***** Input material

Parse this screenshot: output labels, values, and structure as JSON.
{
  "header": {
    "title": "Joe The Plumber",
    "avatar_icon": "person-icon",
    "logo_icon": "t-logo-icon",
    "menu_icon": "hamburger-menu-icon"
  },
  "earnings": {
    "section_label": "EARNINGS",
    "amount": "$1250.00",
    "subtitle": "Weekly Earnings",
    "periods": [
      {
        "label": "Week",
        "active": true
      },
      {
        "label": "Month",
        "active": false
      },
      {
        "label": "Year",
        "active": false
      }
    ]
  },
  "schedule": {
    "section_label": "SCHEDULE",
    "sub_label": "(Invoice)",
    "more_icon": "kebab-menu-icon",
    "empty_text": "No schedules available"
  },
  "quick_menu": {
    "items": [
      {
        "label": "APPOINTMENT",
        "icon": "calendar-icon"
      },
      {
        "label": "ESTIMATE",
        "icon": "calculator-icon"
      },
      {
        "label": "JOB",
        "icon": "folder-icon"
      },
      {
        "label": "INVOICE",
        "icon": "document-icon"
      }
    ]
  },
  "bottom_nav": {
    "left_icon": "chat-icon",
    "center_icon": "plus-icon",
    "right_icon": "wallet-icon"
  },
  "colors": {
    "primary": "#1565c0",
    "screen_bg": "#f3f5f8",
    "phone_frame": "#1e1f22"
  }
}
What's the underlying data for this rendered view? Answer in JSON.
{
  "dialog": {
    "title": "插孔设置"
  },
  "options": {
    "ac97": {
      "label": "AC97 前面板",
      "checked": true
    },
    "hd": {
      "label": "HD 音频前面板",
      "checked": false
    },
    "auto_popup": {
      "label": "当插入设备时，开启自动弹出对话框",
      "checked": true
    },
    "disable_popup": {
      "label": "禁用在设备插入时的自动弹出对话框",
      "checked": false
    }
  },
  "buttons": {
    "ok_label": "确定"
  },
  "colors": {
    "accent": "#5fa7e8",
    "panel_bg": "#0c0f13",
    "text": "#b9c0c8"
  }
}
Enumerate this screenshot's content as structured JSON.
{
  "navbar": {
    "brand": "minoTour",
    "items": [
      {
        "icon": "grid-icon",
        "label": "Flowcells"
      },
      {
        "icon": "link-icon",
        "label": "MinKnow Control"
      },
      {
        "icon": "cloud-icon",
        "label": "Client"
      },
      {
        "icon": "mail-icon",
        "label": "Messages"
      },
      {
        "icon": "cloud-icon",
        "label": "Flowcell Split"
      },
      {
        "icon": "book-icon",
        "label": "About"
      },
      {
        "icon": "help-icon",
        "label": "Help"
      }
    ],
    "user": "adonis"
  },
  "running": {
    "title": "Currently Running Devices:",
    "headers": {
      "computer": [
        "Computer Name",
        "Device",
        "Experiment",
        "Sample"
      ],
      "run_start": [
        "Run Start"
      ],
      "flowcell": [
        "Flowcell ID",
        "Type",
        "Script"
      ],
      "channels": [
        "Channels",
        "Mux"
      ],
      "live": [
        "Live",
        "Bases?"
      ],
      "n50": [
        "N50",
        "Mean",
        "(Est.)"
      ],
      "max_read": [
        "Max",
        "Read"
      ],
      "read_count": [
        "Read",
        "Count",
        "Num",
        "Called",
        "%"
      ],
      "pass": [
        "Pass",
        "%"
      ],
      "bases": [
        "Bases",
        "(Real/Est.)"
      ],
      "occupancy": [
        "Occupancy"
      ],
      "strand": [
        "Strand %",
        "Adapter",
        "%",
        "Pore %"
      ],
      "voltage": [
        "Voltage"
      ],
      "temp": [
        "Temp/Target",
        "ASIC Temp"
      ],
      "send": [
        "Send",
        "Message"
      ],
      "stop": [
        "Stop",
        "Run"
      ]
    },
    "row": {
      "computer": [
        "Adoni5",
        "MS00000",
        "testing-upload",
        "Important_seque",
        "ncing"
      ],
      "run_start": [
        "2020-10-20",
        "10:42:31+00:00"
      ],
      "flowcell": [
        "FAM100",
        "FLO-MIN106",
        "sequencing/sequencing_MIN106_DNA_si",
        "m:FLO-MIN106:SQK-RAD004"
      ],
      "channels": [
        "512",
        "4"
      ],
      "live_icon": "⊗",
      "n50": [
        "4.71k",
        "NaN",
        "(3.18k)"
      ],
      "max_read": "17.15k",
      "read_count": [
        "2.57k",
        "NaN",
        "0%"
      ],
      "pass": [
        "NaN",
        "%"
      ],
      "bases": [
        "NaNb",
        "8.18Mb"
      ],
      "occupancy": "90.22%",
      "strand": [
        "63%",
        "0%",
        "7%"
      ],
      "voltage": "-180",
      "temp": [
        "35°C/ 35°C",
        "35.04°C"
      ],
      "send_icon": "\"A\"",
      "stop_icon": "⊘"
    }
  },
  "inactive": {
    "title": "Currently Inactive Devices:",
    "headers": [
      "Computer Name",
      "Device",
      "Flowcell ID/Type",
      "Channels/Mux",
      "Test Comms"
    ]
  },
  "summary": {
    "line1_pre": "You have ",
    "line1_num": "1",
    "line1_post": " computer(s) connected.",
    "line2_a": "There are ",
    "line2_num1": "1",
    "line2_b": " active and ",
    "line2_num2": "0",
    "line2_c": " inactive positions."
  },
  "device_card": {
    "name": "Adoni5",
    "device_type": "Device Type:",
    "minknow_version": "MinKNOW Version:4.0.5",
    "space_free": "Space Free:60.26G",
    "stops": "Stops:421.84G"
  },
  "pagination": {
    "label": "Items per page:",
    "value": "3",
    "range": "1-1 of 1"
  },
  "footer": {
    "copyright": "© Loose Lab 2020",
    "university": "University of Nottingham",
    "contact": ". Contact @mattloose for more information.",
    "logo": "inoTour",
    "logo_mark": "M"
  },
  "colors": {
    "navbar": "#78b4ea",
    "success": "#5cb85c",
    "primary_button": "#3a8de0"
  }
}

**********

» **What to do**: Quote all the records exactly, please, leaving none out.

» **Exercise output**:
Parse this screenshot: output labels, values, and structure as JSON.
{
  "header": {
    "title": "Joe The Plumber",
    "avatar_icon": "person-icon",
    "logo_icon": "t-logo-icon",
    "menu_icon": "hamburger-menu-icon"
  },
  "earnings": {
    "section_label": "EARNINGS",
    "amount": "$1250.00",
    "subtitle": "Weekly Earnings",
    "periods": [
      {
        "label": "Week",
        "active": true
      },
      {
        "label": "Month",
        "active": false
      },
      {
        "label": "Year",
        "active": false
      }
    ]
  },
  "schedule": {
    "section_label": "SCHEDULE",
    "sub_label": "(Invoice)",
    "more_icon": "kebab-menu-icon",
    "empty_text": "No schedules available"
  },
  "quick_menu": {
    "items": [
      {
        "label": "APPOINTMENT",
        "icon": "calendar-icon"
      },
      {
        "label": "ESTIMATE",
        "icon": "calculator-icon"
      },
      {
        "label": "JOB",
        "icon": "folder-icon"
      },
      {
        "label": "INVOICE",
        "icon": "document-icon"
      }
    ]
  },
  "bottom_nav": {
    "left_icon": "chat-icon",
    "center_icon": "plus-icon",
    "right_icon": "wallet-icon"
  },
  "colors": {
    "primary": "#1565c0",
    "screen_bg": "#f3f5f8",
    "phone_frame": "#1e1f22"
  }
}
What's the underlying data for this rendered view? Answer in JSON.
{
  "dialog": {
    "title": "插孔设置"
  },
  "options": {
    "ac97": {
      "label": "AC97 前面板",
      "checked": true
    },
    "hd": {
      "label": "HD 音频前面板",
      "checked": false
    },
    "auto_popup": {
      "label": "当插入设备时，开启自动弹出对话框",
      "checked": true
    },
    "disable_popup": {
      "label": "禁用在设备插入时的自动弹出对话框",
      "checked": false
    }
  },
  "buttons": {
    "ok_label": "确定"
  },
  "colors": {
    "accent": "#5fa7e8",
    "panel_bg": "#0c0f13",
    "text": "#b9c0c8"
  }
}
Enumerate this screenshot's content as structured JSON.
{
  "navbar": {
    "brand": "minoTour",
    "items": [
      {
        "icon": "grid-icon",
        "label": "Flowcells"
      },
      {
        "icon": "link-icon",
        "label": "MinKnow Control"
      },
      {
        "icon": "cloud-icon",
        "label": "Client"
      },
      {
        "icon": "mail-icon",
        "label": "Messages"
      },
      {
        "icon": "cloud-icon",
        "label": "Flowcell Split"
      },
      {
        "icon": "book-icon",
        "label": "About"
      },
      {
        "icon": "help-icon",
        "label": "Help"
      }
    ],
    "user": "adonis"
  },
  "running": {
    "title": "Currently Running Devices:",
    "headers": {
      "computer": [
        "Computer Name",
        "Device",
        "Experiment",
        "Sample"
      ],
      "run_start": [
        "Run Start"
      ],
      "flowcell": [
        "Flowcell ID",
        "Type",
        "Script"
      ],
      "channels": [
        "Channels",
        "Mux"
      ],
      "live": [
        "Live",
        "Bases?"
      ],
      "n50": [
        "N50",
        "Mean",
        "(Est.)"
      ],
      "max_read": [
        "Max",
        "Read"
      ],
      "read_count": [
        "Read",
        "Count",
        "Num",
        "Called",
        "%"
      ],
      "pass": [
        "Pass",
        "%"
      ],
      "bases": [
        "Bases",
        "(Real/Est.)"
      ],
      "occupancy": [
        "Occupancy"
      ],
      "strand": [
        "Strand %",
        "Adapter",
        "%",
        "Pore %"
      ],
      "voltage": [
        "Voltage"
      ],
      "temp": [
        "Temp/Target",
        "ASIC Temp"
      ],
      "send": [
        "Send",
        "Message"
      ],
      "stop": [
        "Stop",
        "Run"
      ]
    },
    "row": {
      "computer": [
        "Adoni5",
        "MS00000",
        "testing-upload",
        "Important_seque",
        "ncing"
      ],
      "run_start": [
        "2020-10-20",
        "10:42:31+00:00"
      ],
      "flowcell": [
        "FAM100",
        "FLO-MIN106",
        "sequencing/sequencing_MIN106_DNA_si",
        "m:FLO-MIN106:SQK-RAD004"
      ],
      "channels": [
        "512",
        "4"
      ],
      "live_icon": "⊗",
      "n50": [
        "4.71k",
        "NaN",
        "(3.18k)"
      ],
      "max_read": "17.15k",
      "read_count": [
        "2.57k",
        "NaN",
        "0%"
      ],
      "pass": [
        "NaN",
        "%"
      ],
      "bases": [
        "NaNb",
        "8.18Mb"
      ],
      "occupancy": "90.22%",
      "strand": [
        "63%",
        "0%",
        "7%"
      ],
      "voltage": "-180",
      "temp": [
        "35°C/ 35°C",
        "35.04°C"
      ],
      "send_icon": "\"A\"",
      "stop_icon": "⊘"
    }
  },
  "inactive": {
    "title": "Currently Inactive Devices:",
    "headers": [
      "Computer Name",
      "Device",
      "Flowcell ID/Type",
      "Channels/Mux",
      "Test Comms"
    ]
  },
  "summary": {
    "line1_pre": "You have ",
    "line1_num": "1",
    "line1_post": " computer(s) connected.",
    "line2_a": "There are ",
    "line2_num1": "1",
    "line2_b": " active and ",
    "line2_num2": "0",
    "line2_c": " inactive positions."
  },
  "device_card": {
    "name": "Adoni5",
    "device_type": "Device Type:",
    "minknow_version": "MinKNOW Version:4.0.5",
    "space_free": "Space Free:60.26G",
    "stops": "Stops:421.84G"
  },
  "pagination": {
    "label": "Items per page:",
    "value": "3",
    "range": "1-1 of 1"
  },
  "footer": {
    "copyright": "© Loose Lab 2020",
    "university": "University of Nottingham",
    "contact": ". Contact @mattloose for more information.",
    "logo": "inoTour",
    "logo_mark": "M"
  },
  "colors": {
    "navbar": "#78b4ea",
    "success": "#5cb85c",
    "primary_button": "#3a8de0"
  }
}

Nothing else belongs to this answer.